▶ [Short problem]: For the listing underneath, give the count of lines containing the string "page" and nothing further.

▶ [Material to process]:
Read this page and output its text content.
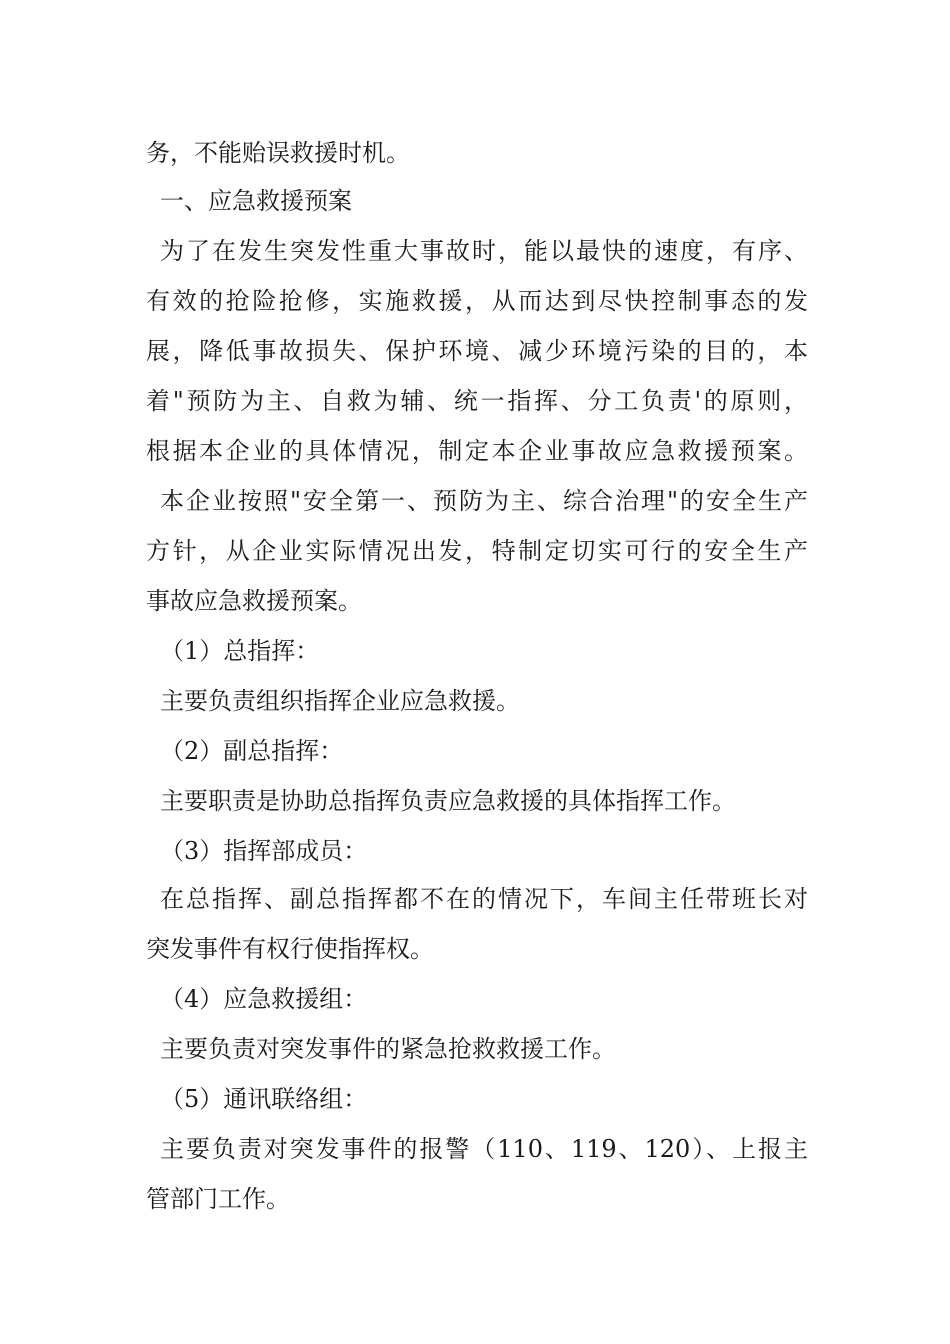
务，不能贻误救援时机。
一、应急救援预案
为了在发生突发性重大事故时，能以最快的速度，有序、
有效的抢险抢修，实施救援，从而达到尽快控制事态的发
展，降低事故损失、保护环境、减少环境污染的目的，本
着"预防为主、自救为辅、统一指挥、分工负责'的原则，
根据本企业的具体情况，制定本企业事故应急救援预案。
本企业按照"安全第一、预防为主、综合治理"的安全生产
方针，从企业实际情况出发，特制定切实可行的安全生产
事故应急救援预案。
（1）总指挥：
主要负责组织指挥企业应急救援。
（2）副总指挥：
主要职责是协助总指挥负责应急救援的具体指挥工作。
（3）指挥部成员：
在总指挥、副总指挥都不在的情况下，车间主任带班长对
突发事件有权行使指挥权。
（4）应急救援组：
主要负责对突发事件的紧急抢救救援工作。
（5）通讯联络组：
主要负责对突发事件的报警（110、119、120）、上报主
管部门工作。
==
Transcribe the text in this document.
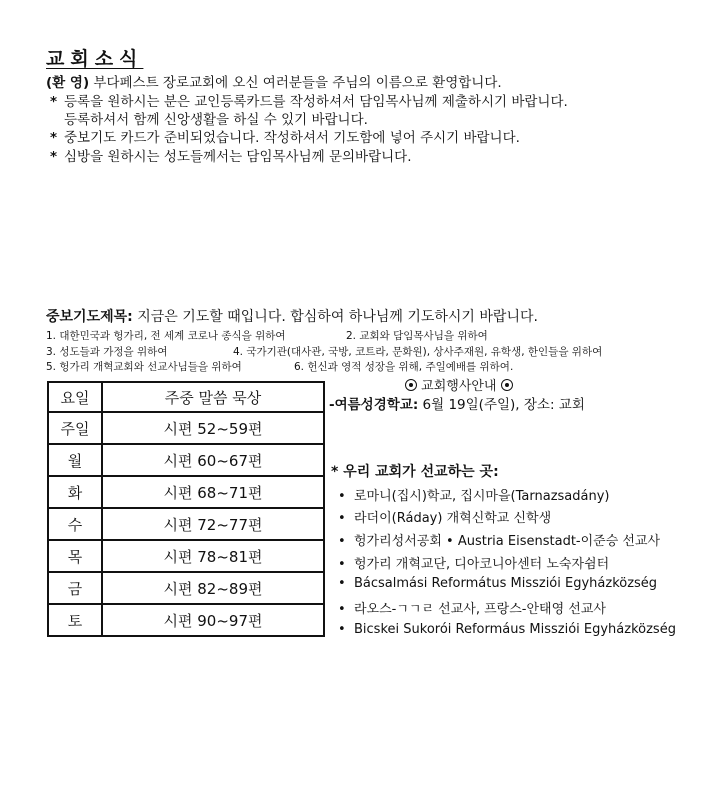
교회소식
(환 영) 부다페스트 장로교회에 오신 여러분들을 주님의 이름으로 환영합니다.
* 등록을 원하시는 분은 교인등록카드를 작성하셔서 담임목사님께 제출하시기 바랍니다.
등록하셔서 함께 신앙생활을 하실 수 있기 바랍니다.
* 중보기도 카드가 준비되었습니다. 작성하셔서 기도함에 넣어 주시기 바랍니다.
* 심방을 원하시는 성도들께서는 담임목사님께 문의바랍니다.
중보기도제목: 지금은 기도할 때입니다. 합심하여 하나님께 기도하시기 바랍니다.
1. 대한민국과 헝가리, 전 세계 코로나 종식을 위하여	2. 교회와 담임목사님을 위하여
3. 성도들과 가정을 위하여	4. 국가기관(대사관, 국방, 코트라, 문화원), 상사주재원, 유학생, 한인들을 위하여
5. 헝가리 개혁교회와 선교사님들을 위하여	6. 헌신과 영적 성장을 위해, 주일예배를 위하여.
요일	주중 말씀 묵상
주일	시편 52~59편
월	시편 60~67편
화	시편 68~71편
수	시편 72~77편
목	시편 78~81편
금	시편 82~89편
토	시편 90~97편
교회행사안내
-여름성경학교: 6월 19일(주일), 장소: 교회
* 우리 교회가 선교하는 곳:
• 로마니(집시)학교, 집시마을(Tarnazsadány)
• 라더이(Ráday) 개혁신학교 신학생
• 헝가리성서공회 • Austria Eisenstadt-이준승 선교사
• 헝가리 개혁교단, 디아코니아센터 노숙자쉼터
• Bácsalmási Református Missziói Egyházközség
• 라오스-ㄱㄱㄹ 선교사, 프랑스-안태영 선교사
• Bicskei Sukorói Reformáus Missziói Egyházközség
--
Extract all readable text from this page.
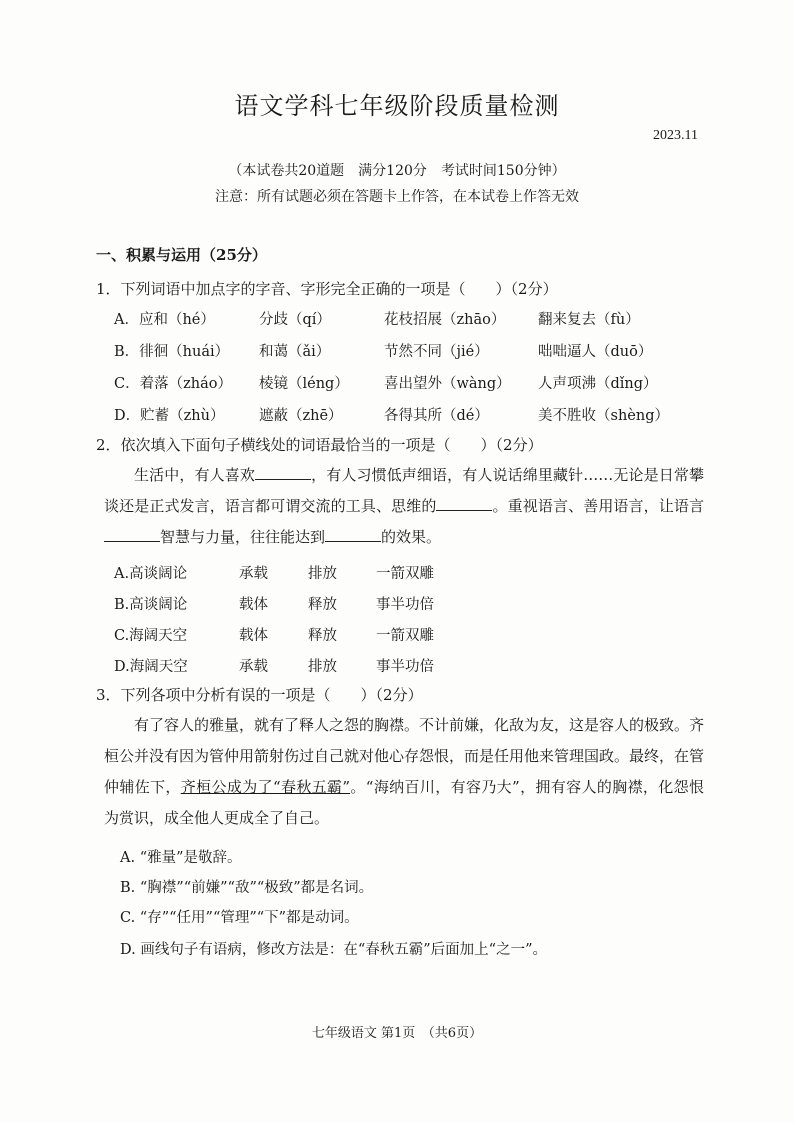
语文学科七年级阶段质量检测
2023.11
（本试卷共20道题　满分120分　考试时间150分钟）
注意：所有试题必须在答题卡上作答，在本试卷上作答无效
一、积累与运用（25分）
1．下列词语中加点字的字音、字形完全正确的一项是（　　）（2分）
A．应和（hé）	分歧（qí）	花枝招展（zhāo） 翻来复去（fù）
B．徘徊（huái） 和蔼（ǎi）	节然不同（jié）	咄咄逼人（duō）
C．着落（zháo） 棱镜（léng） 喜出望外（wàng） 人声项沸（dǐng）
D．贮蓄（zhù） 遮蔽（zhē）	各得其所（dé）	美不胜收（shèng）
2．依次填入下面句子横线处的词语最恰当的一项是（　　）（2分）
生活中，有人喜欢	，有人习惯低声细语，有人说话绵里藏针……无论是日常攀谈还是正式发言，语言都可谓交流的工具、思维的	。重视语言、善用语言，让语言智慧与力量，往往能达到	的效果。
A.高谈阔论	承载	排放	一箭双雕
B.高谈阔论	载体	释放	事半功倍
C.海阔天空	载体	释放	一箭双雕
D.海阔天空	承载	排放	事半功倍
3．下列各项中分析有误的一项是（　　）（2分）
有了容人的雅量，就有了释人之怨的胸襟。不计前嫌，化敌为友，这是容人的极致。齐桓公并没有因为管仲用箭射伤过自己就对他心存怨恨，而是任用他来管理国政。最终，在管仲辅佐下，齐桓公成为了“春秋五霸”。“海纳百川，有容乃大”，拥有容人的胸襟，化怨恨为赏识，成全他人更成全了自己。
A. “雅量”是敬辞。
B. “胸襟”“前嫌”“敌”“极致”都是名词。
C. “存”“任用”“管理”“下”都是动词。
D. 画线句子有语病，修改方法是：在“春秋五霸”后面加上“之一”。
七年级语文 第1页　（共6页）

▶ [Full solution]: 2